• **EXERCISE**: Restate the whole listing word for word. Pictures are left out.

• **RECORDS SUPPLIED**:
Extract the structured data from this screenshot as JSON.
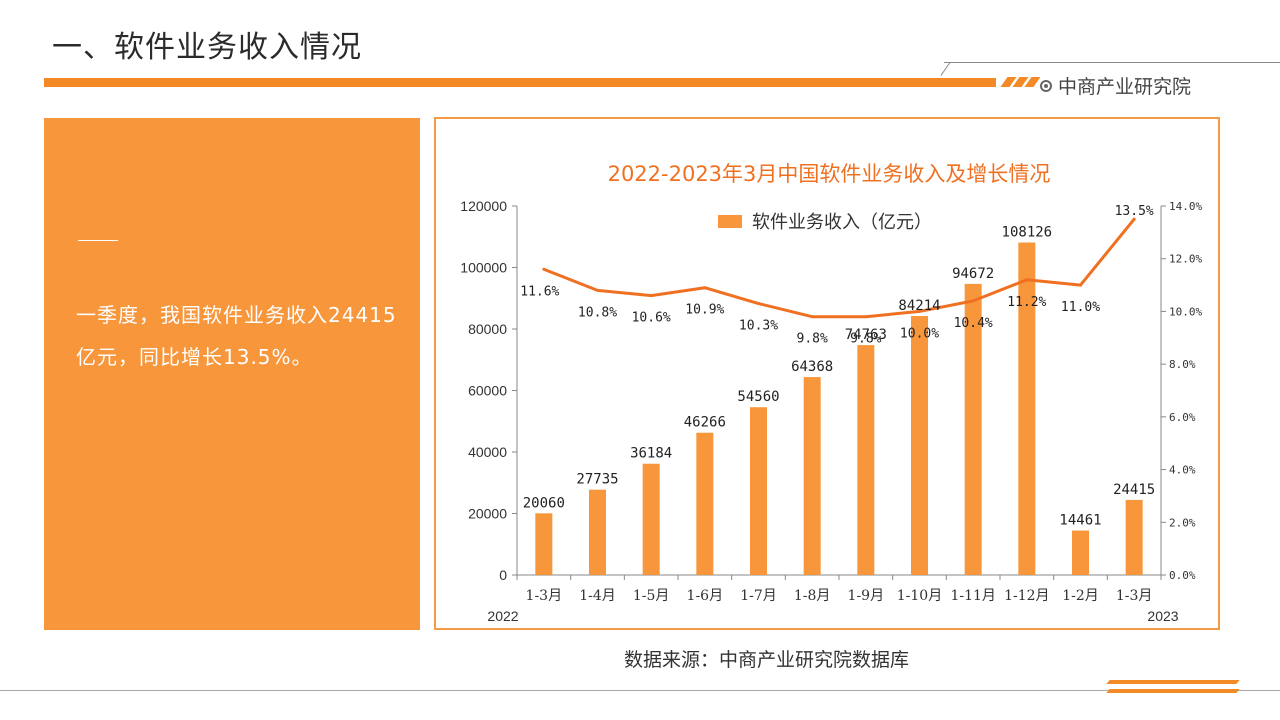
{
  "page": {
    "title": "一、软件业务收入情况",
    "brand": "中商产业研究院",
    "accent_color": "#f38a25",
    "summary": "一季度，我国软件业务收入24415亿元，同比增长13.5%。",
    "source": "数据来源：中商产业研究院数据库"
  },
  "chart_data": {
    "type": "bar",
    "title": "2022-2023年3月中国软件业务收入及增长情况",
    "categories": [
      "1-3月",
      "1-4月",
      "1-5月",
      "1-6月",
      "1-7月",
      "1-8月",
      "1-9月",
      "1-10月",
      "1-11月",
      "1-12月",
      "1-2月",
      "1-3月"
    ],
    "year_labels": {
      "start": "2022",
      "end": "2023"
    },
    "series": [
      {
        "name": "软件业务收入（亿元）",
        "type": "bar",
        "axis": "left",
        "color": "#f7963b",
        "values": [
          20060,
          27735,
          36184,
          46266,
          54560,
          64368,
          74763,
          84214,
          94672,
          108126,
          14461,
          24415
        ]
      },
      {
        "type": "line",
        "axis": "right",
        "color": "#f07022",
        "values": [
          11.6,
          10.8,
          10.6,
          10.9,
          10.3,
          9.8,
          9.8,
          10.0,
          10.4,
          11.2,
          11.0,
          13.5
        ],
        "labels": [
          "11.6%",
          "10.8%",
          "10.6%",
          "10.9%",
          "10.3%",
          "9.8%",
          "9.8%",
          "10.0%",
          "10.4%",
          "11.2%",
          "11.0%",
          "13.5%"
        ]
      }
    ],
    "y_left": {
      "min": 0,
      "max": 120000,
      "ticks": [
        "0",
        "20000",
        "40000",
        "60000",
        "80000",
        "100000",
        "120000"
      ]
    },
    "y_right": {
      "min": 0,
      "max": 14,
      "ticks": [
        "0.0%",
        "2.0%",
        "4.0%",
        "6.0%",
        "8.0%",
        "10.0%",
        "12.0%",
        "14.0%"
      ]
    },
    "legend_position": "top-center",
    "grid": false
  }
}
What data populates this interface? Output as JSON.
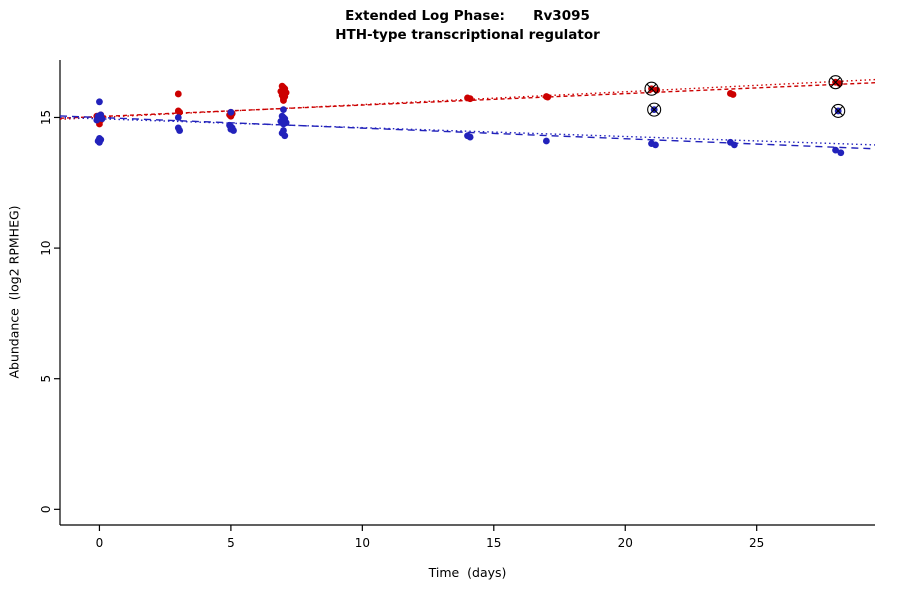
{
  "header": {
    "title": "Extended Log Phase:      Rv3095",
    "subtitle": "HTH-type transcriptional regulator"
  },
  "axes": {
    "xlabel": "Time  (days)",
    "ylabel": "Abundance  (log2 RPMHEG)"
  },
  "chart_data": {
    "type": "scatter",
    "title": "Extended Log Phase:      Rv3095",
    "subtitle": "HTH-type transcriptional regulator",
    "xlabel": "Time (days)",
    "ylabel": "Abundance (log2 RPMHEG)",
    "xlim": [
      -1.5,
      29.5
    ],
    "ylim": [
      -0.6,
      17.2
    ],
    "xticks": [
      0,
      5,
      10,
      15,
      20,
      25
    ],
    "yticks": [
      0,
      5,
      10,
      15
    ],
    "grid": false,
    "legend": "none",
    "colors": {
      "red_series": "#cc0000",
      "blue_series": "#2222bb",
      "outlier_mark": "#000000",
      "axis": "#000000"
    },
    "series": [
      {
        "name": "red-condition",
        "color": "#cc0000",
        "points": [
          [
            0.0,
            14.75
          ],
          [
            0.05,
            14.9
          ],
          [
            -0.05,
            14.95
          ],
          [
            0.1,
            15.0
          ],
          [
            0.0,
            15.0
          ],
          [
            -0.1,
            15.05
          ],
          [
            0.05,
            15.1
          ],
          [
            0.0,
            14.85
          ],
          [
            3.0,
            15.9
          ],
          [
            3.0,
            15.25
          ],
          [
            3.05,
            15.2
          ],
          [
            5.0,
            15.2
          ],
          [
            5.05,
            15.15
          ],
          [
            4.95,
            15.1
          ],
          [
            5.0,
            15.05
          ],
          [
            6.95,
            16.2
          ],
          [
            7.0,
            16.15
          ],
          [
            7.05,
            16.1
          ],
          [
            7.0,
            16.05
          ],
          [
            6.9,
            16.0
          ],
          [
            7.1,
            15.95
          ],
          [
            7.0,
            15.9
          ],
          [
            6.95,
            15.85
          ],
          [
            7.05,
            15.8
          ],
          [
            7.0,
            15.75
          ],
          [
            7.0,
            15.7
          ],
          [
            7.0,
            15.65
          ],
          [
            14.0,
            15.75
          ],
          [
            14.1,
            15.72
          ],
          [
            17.0,
            15.8
          ],
          [
            17.05,
            15.78
          ],
          [
            21.0,
            16.1
          ],
          [
            21.2,
            16.05
          ],
          [
            24.0,
            15.92
          ],
          [
            24.1,
            15.88
          ],
          [
            28.0,
            16.35
          ],
          [
            28.15,
            16.3
          ]
        ]
      },
      {
        "name": "blue-condition",
        "color": "#2222bb",
        "points": [
          [
            0.0,
            15.6
          ],
          [
            0.05,
            15.1
          ],
          [
            -0.05,
            15.05
          ],
          [
            0.0,
            15.0
          ],
          [
            0.1,
            14.95
          ],
          [
            -0.1,
            14.9
          ],
          [
            0.0,
            14.2
          ],
          [
            0.05,
            14.15
          ],
          [
            -0.05,
            14.1
          ],
          [
            0.0,
            14.05
          ],
          [
            3.0,
            15.0
          ],
          [
            3.0,
            14.6
          ],
          [
            3.05,
            14.5
          ],
          [
            5.0,
            15.2
          ],
          [
            4.95,
            14.7
          ],
          [
            5.0,
            14.65
          ],
          [
            5.05,
            14.6
          ],
          [
            5.0,
            14.55
          ],
          [
            5.1,
            14.5
          ],
          [
            7.0,
            15.3
          ],
          [
            6.95,
            15.05
          ],
          [
            7.0,
            15.0
          ],
          [
            7.05,
            14.95
          ],
          [
            7.0,
            14.9
          ],
          [
            6.9,
            14.85
          ],
          [
            7.1,
            14.8
          ],
          [
            7.0,
            14.75
          ],
          [
            7.0,
            14.5
          ],
          [
            6.95,
            14.4
          ],
          [
            7.05,
            14.3
          ],
          [
            14.0,
            14.3
          ],
          [
            14.1,
            14.25
          ],
          [
            17.0,
            14.1
          ],
          [
            21.0,
            14.0
          ],
          [
            21.15,
            13.95
          ],
          [
            21.1,
            15.3
          ],
          [
            24.0,
            14.05
          ],
          [
            24.15,
            13.95
          ],
          [
            28.0,
            13.75
          ],
          [
            28.2,
            13.65
          ],
          [
            28.1,
            15.25
          ]
        ]
      }
    ],
    "outlier_marks": [
      [
        21.0,
        16.1
      ],
      [
        21.1,
        15.3
      ],
      [
        28.0,
        16.35
      ],
      [
        28.1,
        15.25
      ]
    ],
    "trend_lines": [
      {
        "color": "#cc0000",
        "dash": "1.5,3",
        "x": [
          -1.5,
          29.5
        ],
        "y": [
          14.93,
          16.45
        ]
      },
      {
        "color": "#cc0000",
        "dash": "4,3",
        "x": [
          -1.5,
          29.5
        ],
        "y": [
          14.97,
          16.33
        ]
      },
      {
        "color": "#2222bb",
        "dash": "7,5",
        "x": [
          -1.5,
          29.5
        ],
        "y": [
          15.06,
          13.8
        ]
      },
      {
        "color": "#2222bb",
        "dash": "1.5,3",
        "x": [
          -1.5,
          29.5
        ],
        "y": [
          15.0,
          13.95
        ]
      }
    ]
  }
}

• **EXERCISE RESPONSE**:
Extract the structured data from this screenshot as JSON.
{
  "page": {
    "title": "一、软件业务收入情况",
    "brand": "中商产业研究院",
    "accent_color": "#f38a25",
    "summary": "一季度，我国软件业务收入24415亿元，同比增长13.5%。",
    "source": "数据来源：中商产业研究院数据库"
  },
  "chart_data": {
    "type": "bar",
    "title": "2022-2023年3月中国软件业务收入及增长情况",
    "categories": [
      "1-3月",
      "1-4月",
      "1-5月",
      "1-6月",
      "1-7月",
      "1-8月",
      "1-9月",
      "1-10月",
      "1-11月",
      "1-12月",
      "1-2月",
      "1-3月"
    ],
    "year_labels": {
      "start": "2022",
      "end": "2023"
    },
    "series": [
      {
        "name": "软件业务收入（亿元）",
        "type": "bar",
        "axis": "left",
        "color": "#f7963b",
        "values": [
          20060,
          27735,
          36184,
          46266,
          54560,
          64368,
          74763,
          84214,
          94672,
          108126,
          14461,
          24415
        ]
      },
      {
        "type": "line",
        "axis": "right",
        "color": "#f07022",
        "values": [
          11.6,
          10.8,
          10.6,
          10.9,
          10.3,
          9.8,
          9.8,
          10.0,
          10.4,
          11.2,
          11.0,
          13.5
        ],
        "labels": [
          "11.6%",
          "10.8%",
          "10.6%",
          "10.9%",
          "10.3%",
          "9.8%",
          "9.8%",
          "10.0%",
          "10.4%",
          "11.2%",
          "11.0%",
          "13.5%"
        ]
      }
    ],
    "y_left": {
      "min": 0,
      "max": 120000,
      "ticks": [
        "0",
        "20000",
        "40000",
        "60000",
        "80000",
        "100000",
        "120000"
      ]
    },
    "y_right": {
      "min": 0,
      "max": 14,
      "ticks": [
        "0.0%",
        "2.0%",
        "4.0%",
        "6.0%",
        "8.0%",
        "10.0%",
        "12.0%",
        "14.0%"
      ]
    },
    "legend_position": "top-center",
    "grid": false
  }
}
What data populates this interface? Output as JSON.
{
  "header": {
    "title": "Extended Log Phase:      Rv3095",
    "subtitle": "HTH-type transcriptional regulator"
  },
  "axes": {
    "xlabel": "Time  (days)",
    "ylabel": "Abundance  (log2 RPMHEG)"
  },
  "chart_data": {
    "type": "scatter",
    "title": "Extended Log Phase:      Rv3095",
    "subtitle": "HTH-type transcriptional regulator",
    "xlabel": "Time (days)",
    "ylabel": "Abundance (log2 RPMHEG)",
    "xlim": [
      -1.5,
      29.5
    ],
    "ylim": [
      -0.6,
      17.2
    ],
    "xticks": [
      0,
      5,
      10,
      15,
      20,
      25
    ],
    "yticks": [
      0,
      5,
      10,
      15
    ],
    "grid": false,
    "legend": "none",
    "colors": {
      "red_series": "#cc0000",
      "blue_series": "#2222bb",
      "outlier_mark": "#000000",
      "axis": "#000000"
    },
    "series": [
      {
        "name": "red-condition",
        "color": "#cc0000",
        "points": [
          [
            0.0,
            14.75
          ],
          [
            0.05,
            14.9
          ],
          [
            -0.05,
            14.95
          ],
          [
            0.1,
            15.0
          ],
          [
            0.0,
            15.0
          ],
          [
            -0.1,
            15.05
          ],
          [
            0.05,
            15.1
          ],
          [
            0.0,
            14.85
          ],
          [
            3.0,
            15.9
          ],
          [
            3.0,
            15.25
          ],
          [
            3.05,
            15.2
          ],
          [
            5.0,
            15.2
          ],
          [
            5.05,
            15.15
          ],
          [
            4.95,
            15.1
          ],
          [
            5.0,
            15.05
          ],
          [
            6.95,
            16.2
          ],
          [
            7.0,
            16.15
          ],
          [
            7.05,
            16.1
          ],
          [
            7.0,
            16.05
          ],
          [
            6.9,
            16.0
          ],
          [
            7.1,
            15.95
          ],
          [
            7.0,
            15.9
          ],
          [
            6.95,
            15.85
          ],
          [
            7.05,
            15.8
          ],
          [
            7.0,
            15.75
          ],
          [
            7.0,
            15.7
          ],
          [
            7.0,
            15.65
          ],
          [
            14.0,
            15.75
          ],
          [
            14.1,
            15.72
          ],
          [
            17.0,
            15.8
          ],
          [
            17.05,
            15.78
          ],
          [
            21.0,
            16.1
          ],
          [
            21.2,
            16.05
          ],
          [
            24.0,
            15.92
          ],
          [
            24.1,
            15.88
          ],
          [
            28.0,
            16.35
          ],
          [
            28.15,
            16.3
          ]
        ]
      },
      {
        "name": "blue-condition",
        "color": "#2222bb",
        "points": [
          [
            0.0,
            15.6
          ],
          [
            0.05,
            15.1
          ],
          [
            -0.05,
            15.05
          ],
          [
            0.0,
            15.0
          ],
          [
            0.1,
            14.95
          ],
          [
            -0.1,
            14.9
          ],
          [
            0.0,
            14.2
          ],
          [
            0.05,
            14.15
          ],
          [
            -0.05,
            14.1
          ],
          [
            0.0,
            14.05
          ],
          [
            3.0,
            15.0
          ],
          [
            3.0,
            14.6
          ],
          [
            3.05,
            14.5
          ],
          [
            5.0,
            15.2
          ],
          [
            4.95,
            14.7
          ],
          [
            5.0,
            14.65
          ],
          [
            5.05,
            14.6
          ],
          [
            5.0,
            14.55
          ],
          [
            5.1,
            14.5
          ],
          [
            7.0,
            15.3
          ],
          [
            6.95,
            15.05
          ],
          [
            7.0,
            15.0
          ],
          [
            7.05,
            14.95
          ],
          [
            7.0,
            14.9
          ],
          [
            6.9,
            14.85
          ],
          [
            7.1,
            14.8
          ],
          [
            7.0,
            14.75
          ],
          [
            7.0,
            14.5
          ],
          [
            6.95,
            14.4
          ],
          [
            7.05,
            14.3
          ],
          [
            14.0,
            14.3
          ],
          [
            14.1,
            14.25
          ],
          [
            17.0,
            14.1
          ],
          [
            21.0,
            14.0
          ],
          [
            21.15,
            13.95
          ],
          [
            21.1,
            15.3
          ],
          [
            24.0,
            14.05
          ],
          [
            24.15,
            13.95
          ],
          [
            28.0,
            13.75
          ],
          [
            28.2,
            13.65
          ],
          [
            28.1,
            15.25
          ]
        ]
      }
    ],
    "outlier_marks": [
      [
        21.0,
        16.1
      ],
      [
        21.1,
        15.3
      ],
      [
        28.0,
        16.35
      ],
      [
        28.1,
        15.25
      ]
    ],
    "trend_lines": [
      {
        "color": "#cc0000",
        "dash": "1.5,3",
        "x": [
          -1.5,
          29.5
        ],
        "y": [
          14.93,
          16.45
        ]
      },
      {
        "color": "#cc0000",
        "dash": "4,3",
        "x": [
          -1.5,
          29.5
        ],
        "y": [
          14.97,
          16.33
        ]
      },
      {
        "color": "#2222bb",
        "dash": "7,5",
        "x": [
          -1.5,
          29.5
        ],
        "y": [
          15.06,
          13.8
        ]
      },
      {
        "color": "#2222bb",
        "dash": "1.5,3",
        "x": [
          -1.5,
          29.5
        ],
        "y": [
          15.0,
          13.95
        ]
      }
    ]
  }
}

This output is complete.